GIVEN DATA:
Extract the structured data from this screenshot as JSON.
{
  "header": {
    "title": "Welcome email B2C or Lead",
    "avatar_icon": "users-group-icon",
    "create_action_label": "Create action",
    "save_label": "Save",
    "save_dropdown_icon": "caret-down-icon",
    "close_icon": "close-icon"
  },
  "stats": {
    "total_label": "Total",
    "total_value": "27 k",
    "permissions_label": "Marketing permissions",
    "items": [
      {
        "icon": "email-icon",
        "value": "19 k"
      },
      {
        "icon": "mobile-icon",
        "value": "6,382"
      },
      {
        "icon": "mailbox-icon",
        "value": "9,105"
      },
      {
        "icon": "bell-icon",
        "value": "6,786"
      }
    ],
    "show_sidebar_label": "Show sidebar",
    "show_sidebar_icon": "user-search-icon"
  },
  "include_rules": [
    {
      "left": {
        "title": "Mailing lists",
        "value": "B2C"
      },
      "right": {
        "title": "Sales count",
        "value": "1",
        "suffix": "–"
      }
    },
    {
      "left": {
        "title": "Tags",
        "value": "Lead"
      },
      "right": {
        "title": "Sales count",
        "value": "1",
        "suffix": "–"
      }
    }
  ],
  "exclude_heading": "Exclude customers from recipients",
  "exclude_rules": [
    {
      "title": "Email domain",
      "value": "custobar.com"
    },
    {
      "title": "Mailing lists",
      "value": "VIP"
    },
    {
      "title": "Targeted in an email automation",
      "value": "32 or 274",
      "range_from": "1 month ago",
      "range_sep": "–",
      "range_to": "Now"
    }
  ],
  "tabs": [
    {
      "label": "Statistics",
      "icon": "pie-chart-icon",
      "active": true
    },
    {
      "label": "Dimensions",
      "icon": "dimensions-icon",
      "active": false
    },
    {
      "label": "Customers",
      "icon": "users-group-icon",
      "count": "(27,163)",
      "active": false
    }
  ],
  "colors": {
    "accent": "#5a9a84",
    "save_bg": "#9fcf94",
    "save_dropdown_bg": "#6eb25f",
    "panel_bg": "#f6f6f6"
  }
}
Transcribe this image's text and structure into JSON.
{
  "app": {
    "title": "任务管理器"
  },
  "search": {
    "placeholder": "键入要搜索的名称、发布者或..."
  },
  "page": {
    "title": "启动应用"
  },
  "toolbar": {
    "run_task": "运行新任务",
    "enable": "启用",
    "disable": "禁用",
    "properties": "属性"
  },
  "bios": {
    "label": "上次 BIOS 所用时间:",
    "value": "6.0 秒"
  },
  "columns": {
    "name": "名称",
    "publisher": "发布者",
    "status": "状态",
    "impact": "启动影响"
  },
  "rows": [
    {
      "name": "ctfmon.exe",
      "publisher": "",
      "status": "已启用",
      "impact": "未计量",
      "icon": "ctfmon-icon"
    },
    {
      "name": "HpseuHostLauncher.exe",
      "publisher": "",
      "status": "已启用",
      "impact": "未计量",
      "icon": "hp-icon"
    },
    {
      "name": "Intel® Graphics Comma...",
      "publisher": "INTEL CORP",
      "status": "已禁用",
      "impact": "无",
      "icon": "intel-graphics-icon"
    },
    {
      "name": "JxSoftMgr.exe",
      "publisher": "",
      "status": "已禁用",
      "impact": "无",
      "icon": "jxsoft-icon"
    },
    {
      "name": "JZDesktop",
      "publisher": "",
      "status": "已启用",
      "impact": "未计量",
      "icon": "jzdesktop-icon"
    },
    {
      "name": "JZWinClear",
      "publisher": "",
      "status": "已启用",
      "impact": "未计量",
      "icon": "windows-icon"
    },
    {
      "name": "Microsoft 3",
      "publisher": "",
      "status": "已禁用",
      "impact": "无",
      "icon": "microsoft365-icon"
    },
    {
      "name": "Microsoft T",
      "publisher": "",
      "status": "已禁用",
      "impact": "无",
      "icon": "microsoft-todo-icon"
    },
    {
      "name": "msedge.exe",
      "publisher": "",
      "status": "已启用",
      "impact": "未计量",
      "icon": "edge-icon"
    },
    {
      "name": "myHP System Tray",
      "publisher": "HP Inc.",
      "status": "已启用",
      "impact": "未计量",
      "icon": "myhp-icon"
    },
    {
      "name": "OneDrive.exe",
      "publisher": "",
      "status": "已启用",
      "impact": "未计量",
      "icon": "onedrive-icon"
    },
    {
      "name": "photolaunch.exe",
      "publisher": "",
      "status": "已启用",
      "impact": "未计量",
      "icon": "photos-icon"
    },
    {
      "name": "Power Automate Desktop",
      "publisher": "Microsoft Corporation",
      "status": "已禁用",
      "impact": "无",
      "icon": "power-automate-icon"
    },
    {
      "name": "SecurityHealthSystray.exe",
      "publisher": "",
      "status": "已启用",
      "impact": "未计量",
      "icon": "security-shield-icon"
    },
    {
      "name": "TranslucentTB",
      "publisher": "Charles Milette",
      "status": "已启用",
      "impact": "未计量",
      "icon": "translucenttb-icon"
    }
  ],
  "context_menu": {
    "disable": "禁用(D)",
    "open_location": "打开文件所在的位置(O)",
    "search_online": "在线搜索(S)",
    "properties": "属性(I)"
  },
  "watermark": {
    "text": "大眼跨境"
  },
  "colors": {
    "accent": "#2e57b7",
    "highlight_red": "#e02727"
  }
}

TO DO:
Retype the records above exactly.

ANSWER TO THE TASK:
Extract the structured data from this screenshot as JSON.
{
  "header": {
    "title": "Welcome email B2C or Lead",
    "avatar_icon": "users-group-icon",
    "create_action_label": "Create action",
    "save_label": "Save",
    "save_dropdown_icon": "caret-down-icon",
    "close_icon": "close-icon"
  },
  "stats": {
    "total_label": "Total",
    "total_value": "27 k",
    "permissions_label": "Marketing permissions",
    "items": [
      {
        "icon": "email-icon",
        "value": "19 k"
      },
      {
        "icon": "mobile-icon",
        "value": "6,382"
      },
      {
        "icon": "mailbox-icon",
        "value": "9,105"
      },
      {
        "icon": "bell-icon",
        "value": "6,786"
      }
    ],
    "show_sidebar_label": "Show sidebar",
    "show_sidebar_icon": "user-search-icon"
  },
  "include_rules": [
    {
      "left": {
        "title": "Mailing lists",
        "value": "B2C"
      },
      "right": {
        "title": "Sales count",
        "value": "1",
        "suffix": "–"
      }
    },
    {
      "left": {
        "title": "Tags",
        "value": "Lead"
      },
      "right": {
        "title": "Sales count",
        "value": "1",
        "suffix": "–"
      }
    }
  ],
  "exclude_heading": "Exclude customers from recipients",
  "exclude_rules": [
    {
      "title": "Email domain",
      "value": "custobar.com"
    },
    {
      "title": "Mailing lists",
      "value": "VIP"
    },
    {
      "title": "Targeted in an email automation",
      "value": "32 or 274",
      "range_from": "1 month ago",
      "range_sep": "–",
      "range_to": "Now"
    }
  ],
  "tabs": [
    {
      "label": "Statistics",
      "icon": "pie-chart-icon",
      "active": true
    },
    {
      "label": "Dimensions",
      "icon": "dimensions-icon",
      "active": false
    },
    {
      "label": "Customers",
      "icon": "users-group-icon",
      "count": "(27,163)",
      "active": false
    }
  ],
  "colors": {
    "accent": "#5a9a84",
    "save_bg": "#9fcf94",
    "save_dropdown_bg": "#6eb25f",
    "panel_bg": "#f6f6f6"
  }
}
Transcribe this image's text and structure into JSON.
{
  "app": {
    "title": "任务管理器"
  },
  "search": {
    "placeholder": "键入要搜索的名称、发布者或..."
  },
  "page": {
    "title": "启动应用"
  },
  "toolbar": {
    "run_task": "运行新任务",
    "enable": "启用",
    "disable": "禁用",
    "properties": "属性"
  },
  "bios": {
    "label": "上次 BIOS 所用时间:",
    "value": "6.0 秒"
  },
  "columns": {
    "name": "名称",
    "publisher": "发布者",
    "status": "状态",
    "impact": "启动影响"
  },
  "rows": [
    {
      "name": "ctfmon.exe",
      "publisher": "",
      "status": "已启用",
      "impact": "未计量",
      "icon": "ctfmon-icon"
    },
    {
      "name": "HpseuHostLauncher.exe",
      "publisher": "",
      "status": "已启用",
      "impact": "未计量",
      "icon": "hp-icon"
    },
    {
      "name": "Intel® Graphics Comma...",
      "publisher": "INTEL CORP",
      "status": "已禁用",
      "impact": "无",
      "icon": "intel-graphics-icon"
    },
    {
      "name": "JxSoftMgr.exe",
      "publisher": "",
      "status": "已禁用",
      "impact": "无",
      "icon": "jxsoft-icon"
    },
    {
      "name": "JZDesktop",
      "publisher": "",
      "status": "已启用",
      "impact": "未计量",
      "icon": "jzdesktop-icon"
    },
    {
      "name": "JZWinClear",
      "publisher": "",
      "status": "已启用",
      "impact": "未计量",
      "icon": "windows-icon"
    },
    {
      "name": "Microsoft 3",
      "publisher": "",
      "status": "已禁用",
      "impact": "无",
      "icon": "microsoft365-icon"
    },
    {
      "name": "Microsoft T",
      "publisher": "",
      "status": "已禁用",
      "impact": "无",
      "icon": "microsoft-todo-icon"
    },
    {
      "name": "msedge.exe",
      "publisher": "",
      "status": "已启用",
      "impact": "未计量",
      "icon": "edge-icon"
    },
    {
      "name": "myHP System Tray",
      "publisher": "HP Inc.",
      "status": "已启用",
      "impact": "未计量",
      "icon": "myhp-icon"
    },
    {
      "name": "OneDrive.exe",
      "publisher": "",
      "status": "已启用",
      "impact": "未计量",
      "icon": "onedrive-icon"
    },
    {
      "name": "photolaunch.exe",
      "publisher": "",
      "status": "已启用",
      "impact": "未计量",
      "icon": "photos-icon"
    },
    {
      "name": "Power Automate Desktop",
      "publisher": "Microsoft Corporation",
      "status": "已禁用",
      "impact": "无",
      "icon": "power-automate-icon"
    },
    {
      "name": "SecurityHealthSystray.exe",
      "publisher": "",
      "status": "已启用",
      "impact": "未计量",
      "icon": "security-shield-icon"
    },
    {
      "name": "TranslucentTB",
      "publisher": "Charles Milette",
      "status": "已启用",
      "impact": "未计量",
      "icon": "translucenttb-icon"
    }
  ],
  "context_menu": {
    "disable": "禁用(D)",
    "open_location": "打开文件所在的位置(O)",
    "search_online": "在线搜索(S)",
    "properties": "属性(I)"
  },
  "watermark": {
    "text": "大眼跨境"
  },
  "colors": {
    "accent": "#2e57b7",
    "highlight_red": "#e02727"
  }
}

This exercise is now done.